§ **Stated goal**: Check every line below for the word "hours" and show those that hold it.

(begin)

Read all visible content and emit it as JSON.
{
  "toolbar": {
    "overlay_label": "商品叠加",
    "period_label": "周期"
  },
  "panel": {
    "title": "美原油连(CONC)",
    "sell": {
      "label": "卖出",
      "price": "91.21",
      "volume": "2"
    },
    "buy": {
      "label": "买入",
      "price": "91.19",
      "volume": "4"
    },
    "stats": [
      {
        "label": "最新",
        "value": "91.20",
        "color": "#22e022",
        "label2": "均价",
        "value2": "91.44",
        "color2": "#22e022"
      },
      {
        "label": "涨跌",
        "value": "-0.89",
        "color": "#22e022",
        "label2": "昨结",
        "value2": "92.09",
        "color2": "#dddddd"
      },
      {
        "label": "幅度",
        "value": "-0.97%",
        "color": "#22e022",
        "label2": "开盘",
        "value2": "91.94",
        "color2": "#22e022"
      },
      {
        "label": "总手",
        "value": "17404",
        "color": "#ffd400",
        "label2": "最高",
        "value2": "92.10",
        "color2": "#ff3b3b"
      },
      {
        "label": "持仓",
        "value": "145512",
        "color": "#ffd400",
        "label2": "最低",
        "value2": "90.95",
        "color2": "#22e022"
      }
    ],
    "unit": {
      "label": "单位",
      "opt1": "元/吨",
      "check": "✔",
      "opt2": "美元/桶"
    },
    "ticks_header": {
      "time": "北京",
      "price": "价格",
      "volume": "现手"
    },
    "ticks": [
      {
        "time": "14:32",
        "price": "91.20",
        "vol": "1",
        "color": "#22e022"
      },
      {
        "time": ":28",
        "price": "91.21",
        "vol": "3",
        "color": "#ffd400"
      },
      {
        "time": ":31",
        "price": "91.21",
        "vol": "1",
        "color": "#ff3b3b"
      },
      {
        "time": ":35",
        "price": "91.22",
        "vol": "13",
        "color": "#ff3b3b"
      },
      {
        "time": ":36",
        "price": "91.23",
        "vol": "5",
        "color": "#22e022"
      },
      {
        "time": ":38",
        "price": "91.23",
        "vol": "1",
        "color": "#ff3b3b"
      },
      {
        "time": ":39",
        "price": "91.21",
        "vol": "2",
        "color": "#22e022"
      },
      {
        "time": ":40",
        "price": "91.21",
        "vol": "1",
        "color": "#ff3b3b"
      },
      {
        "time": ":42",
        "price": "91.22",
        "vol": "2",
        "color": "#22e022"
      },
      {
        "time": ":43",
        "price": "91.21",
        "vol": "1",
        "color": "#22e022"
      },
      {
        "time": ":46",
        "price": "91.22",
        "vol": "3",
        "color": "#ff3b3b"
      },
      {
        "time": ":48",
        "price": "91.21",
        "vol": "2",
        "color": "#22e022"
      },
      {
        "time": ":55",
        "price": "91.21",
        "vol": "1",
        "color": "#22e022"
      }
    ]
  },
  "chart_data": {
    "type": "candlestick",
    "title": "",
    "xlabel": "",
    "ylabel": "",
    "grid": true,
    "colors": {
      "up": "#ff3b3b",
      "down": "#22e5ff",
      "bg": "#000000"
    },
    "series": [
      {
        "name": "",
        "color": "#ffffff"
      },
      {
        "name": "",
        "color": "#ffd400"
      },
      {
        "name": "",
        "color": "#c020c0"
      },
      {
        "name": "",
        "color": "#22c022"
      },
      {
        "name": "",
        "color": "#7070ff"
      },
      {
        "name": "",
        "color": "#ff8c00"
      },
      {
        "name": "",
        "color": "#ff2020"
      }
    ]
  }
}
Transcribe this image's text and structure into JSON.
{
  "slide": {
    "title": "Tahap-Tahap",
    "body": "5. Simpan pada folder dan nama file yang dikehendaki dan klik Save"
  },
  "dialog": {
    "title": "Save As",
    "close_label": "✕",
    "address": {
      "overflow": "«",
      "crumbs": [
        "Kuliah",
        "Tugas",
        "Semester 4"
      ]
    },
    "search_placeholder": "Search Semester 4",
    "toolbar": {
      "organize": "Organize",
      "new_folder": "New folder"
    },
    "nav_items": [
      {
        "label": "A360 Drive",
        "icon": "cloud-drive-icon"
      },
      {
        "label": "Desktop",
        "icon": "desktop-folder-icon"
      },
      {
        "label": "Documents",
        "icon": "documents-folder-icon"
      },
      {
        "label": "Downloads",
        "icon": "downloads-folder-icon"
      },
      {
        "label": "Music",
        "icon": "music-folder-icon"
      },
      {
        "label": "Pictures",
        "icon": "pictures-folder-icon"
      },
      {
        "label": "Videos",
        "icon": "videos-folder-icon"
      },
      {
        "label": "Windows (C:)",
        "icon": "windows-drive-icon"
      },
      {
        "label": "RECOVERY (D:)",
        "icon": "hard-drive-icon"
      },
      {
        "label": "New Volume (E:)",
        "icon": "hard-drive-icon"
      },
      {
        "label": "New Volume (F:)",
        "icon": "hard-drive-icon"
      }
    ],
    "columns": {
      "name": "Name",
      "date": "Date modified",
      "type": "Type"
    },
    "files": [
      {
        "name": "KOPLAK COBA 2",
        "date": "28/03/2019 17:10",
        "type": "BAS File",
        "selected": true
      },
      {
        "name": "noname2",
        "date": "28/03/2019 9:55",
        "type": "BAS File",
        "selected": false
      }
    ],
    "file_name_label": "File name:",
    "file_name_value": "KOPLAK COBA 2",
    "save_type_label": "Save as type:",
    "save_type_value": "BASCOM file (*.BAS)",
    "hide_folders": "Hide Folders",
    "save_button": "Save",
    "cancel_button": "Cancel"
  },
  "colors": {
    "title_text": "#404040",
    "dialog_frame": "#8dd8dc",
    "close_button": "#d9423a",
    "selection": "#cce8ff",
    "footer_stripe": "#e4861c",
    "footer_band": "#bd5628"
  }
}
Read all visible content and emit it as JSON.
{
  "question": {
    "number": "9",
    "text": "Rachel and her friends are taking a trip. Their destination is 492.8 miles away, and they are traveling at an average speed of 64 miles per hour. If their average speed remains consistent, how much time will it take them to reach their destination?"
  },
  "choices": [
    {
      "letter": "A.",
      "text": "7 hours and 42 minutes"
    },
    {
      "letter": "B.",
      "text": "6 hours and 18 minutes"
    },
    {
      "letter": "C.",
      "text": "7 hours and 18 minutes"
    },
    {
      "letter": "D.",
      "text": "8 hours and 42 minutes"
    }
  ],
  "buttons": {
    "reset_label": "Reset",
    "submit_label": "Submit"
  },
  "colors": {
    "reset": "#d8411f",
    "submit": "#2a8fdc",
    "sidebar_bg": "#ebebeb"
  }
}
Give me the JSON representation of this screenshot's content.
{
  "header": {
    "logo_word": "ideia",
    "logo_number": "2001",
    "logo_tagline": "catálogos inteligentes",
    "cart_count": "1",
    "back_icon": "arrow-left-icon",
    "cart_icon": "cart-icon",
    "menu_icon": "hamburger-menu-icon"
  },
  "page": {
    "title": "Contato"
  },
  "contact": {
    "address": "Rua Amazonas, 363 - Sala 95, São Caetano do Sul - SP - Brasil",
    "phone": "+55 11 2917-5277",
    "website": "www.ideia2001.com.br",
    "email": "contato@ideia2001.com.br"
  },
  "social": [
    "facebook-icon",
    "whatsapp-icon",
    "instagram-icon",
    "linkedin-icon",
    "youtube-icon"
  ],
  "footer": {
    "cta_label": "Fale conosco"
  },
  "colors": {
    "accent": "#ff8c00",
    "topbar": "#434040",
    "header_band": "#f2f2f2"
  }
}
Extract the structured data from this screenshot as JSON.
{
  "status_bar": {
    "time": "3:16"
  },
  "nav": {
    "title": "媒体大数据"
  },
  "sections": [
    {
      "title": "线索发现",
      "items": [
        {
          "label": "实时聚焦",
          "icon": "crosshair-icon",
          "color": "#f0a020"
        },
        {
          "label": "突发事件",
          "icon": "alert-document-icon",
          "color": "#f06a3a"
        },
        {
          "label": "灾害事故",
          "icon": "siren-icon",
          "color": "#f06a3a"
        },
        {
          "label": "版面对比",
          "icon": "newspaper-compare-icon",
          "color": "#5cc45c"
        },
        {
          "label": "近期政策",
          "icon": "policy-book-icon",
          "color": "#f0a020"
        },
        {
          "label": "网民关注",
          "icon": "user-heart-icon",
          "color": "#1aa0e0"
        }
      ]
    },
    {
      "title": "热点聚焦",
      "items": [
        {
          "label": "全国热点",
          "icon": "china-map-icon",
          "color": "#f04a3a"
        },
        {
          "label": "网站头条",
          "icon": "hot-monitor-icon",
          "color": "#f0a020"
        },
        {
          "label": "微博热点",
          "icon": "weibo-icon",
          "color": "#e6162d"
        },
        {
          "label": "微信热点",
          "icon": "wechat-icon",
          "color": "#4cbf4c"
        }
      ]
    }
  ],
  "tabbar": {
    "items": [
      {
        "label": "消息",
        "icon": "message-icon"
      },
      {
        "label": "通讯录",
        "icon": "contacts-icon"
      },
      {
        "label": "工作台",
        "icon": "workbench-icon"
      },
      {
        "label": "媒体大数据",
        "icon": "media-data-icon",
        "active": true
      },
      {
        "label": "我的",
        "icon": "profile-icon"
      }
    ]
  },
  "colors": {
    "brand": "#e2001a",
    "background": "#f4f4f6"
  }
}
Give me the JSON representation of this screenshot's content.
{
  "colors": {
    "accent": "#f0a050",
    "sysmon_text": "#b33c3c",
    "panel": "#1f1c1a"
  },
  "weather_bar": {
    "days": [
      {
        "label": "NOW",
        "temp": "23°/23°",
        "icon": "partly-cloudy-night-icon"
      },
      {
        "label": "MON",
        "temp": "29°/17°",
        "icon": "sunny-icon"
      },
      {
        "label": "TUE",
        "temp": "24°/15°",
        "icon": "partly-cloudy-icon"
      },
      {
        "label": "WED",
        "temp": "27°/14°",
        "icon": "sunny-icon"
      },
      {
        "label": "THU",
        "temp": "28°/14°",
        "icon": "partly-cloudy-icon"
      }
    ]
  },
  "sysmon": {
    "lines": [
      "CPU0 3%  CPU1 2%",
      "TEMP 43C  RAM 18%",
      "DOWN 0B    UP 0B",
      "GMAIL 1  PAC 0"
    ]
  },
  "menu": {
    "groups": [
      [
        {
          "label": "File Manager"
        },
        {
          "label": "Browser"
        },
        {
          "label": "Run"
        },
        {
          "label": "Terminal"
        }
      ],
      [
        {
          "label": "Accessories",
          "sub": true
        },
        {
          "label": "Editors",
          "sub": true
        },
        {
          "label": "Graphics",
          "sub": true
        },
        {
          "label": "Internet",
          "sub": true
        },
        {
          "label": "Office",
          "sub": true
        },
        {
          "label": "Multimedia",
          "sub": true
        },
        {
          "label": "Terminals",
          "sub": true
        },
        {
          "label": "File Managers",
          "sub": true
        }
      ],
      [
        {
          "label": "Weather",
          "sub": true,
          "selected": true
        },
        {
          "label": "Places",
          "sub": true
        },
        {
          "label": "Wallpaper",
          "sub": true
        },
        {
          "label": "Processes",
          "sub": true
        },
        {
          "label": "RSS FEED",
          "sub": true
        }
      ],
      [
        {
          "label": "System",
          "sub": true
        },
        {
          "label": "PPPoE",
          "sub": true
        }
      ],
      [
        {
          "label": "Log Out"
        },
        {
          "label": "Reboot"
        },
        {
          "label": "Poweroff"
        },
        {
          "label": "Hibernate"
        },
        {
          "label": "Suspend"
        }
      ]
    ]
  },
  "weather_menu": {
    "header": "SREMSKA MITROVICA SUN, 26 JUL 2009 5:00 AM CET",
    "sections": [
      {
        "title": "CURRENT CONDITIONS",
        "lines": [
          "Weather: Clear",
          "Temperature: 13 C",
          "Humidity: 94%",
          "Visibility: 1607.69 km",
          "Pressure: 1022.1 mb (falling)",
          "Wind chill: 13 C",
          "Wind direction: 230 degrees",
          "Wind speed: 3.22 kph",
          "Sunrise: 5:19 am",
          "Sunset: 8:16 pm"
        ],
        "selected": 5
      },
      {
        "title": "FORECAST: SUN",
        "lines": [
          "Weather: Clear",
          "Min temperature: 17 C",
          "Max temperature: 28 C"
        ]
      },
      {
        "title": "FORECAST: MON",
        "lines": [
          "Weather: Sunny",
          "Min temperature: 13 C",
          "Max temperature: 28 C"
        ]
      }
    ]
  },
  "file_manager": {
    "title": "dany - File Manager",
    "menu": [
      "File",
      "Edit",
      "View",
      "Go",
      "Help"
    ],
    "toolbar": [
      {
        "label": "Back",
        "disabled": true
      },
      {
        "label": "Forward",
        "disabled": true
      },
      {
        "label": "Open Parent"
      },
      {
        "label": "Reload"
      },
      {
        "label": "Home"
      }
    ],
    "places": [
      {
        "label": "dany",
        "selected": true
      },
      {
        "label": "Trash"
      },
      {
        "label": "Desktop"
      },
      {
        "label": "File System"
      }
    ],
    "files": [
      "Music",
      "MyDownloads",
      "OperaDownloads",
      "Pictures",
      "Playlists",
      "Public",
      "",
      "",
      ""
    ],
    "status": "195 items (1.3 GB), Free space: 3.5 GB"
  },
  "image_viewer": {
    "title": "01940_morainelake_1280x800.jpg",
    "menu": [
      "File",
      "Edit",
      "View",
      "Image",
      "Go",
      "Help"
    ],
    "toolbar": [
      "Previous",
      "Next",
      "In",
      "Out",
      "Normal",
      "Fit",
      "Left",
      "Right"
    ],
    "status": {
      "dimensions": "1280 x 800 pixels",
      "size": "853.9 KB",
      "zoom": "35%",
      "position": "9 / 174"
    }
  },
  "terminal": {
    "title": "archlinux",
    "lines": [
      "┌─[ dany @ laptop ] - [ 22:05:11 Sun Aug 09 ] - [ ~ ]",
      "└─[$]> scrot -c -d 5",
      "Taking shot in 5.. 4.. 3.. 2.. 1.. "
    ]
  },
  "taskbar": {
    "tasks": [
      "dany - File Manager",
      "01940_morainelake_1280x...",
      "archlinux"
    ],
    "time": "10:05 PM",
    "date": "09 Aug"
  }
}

(end)

§ **The result**:
      "text": "7 hours and 42 minutes"
      "text": "6 hours and 18 minutes"
      "text": "7 hours and 18 minutes"
      "text": "8 hours and 42 minutes"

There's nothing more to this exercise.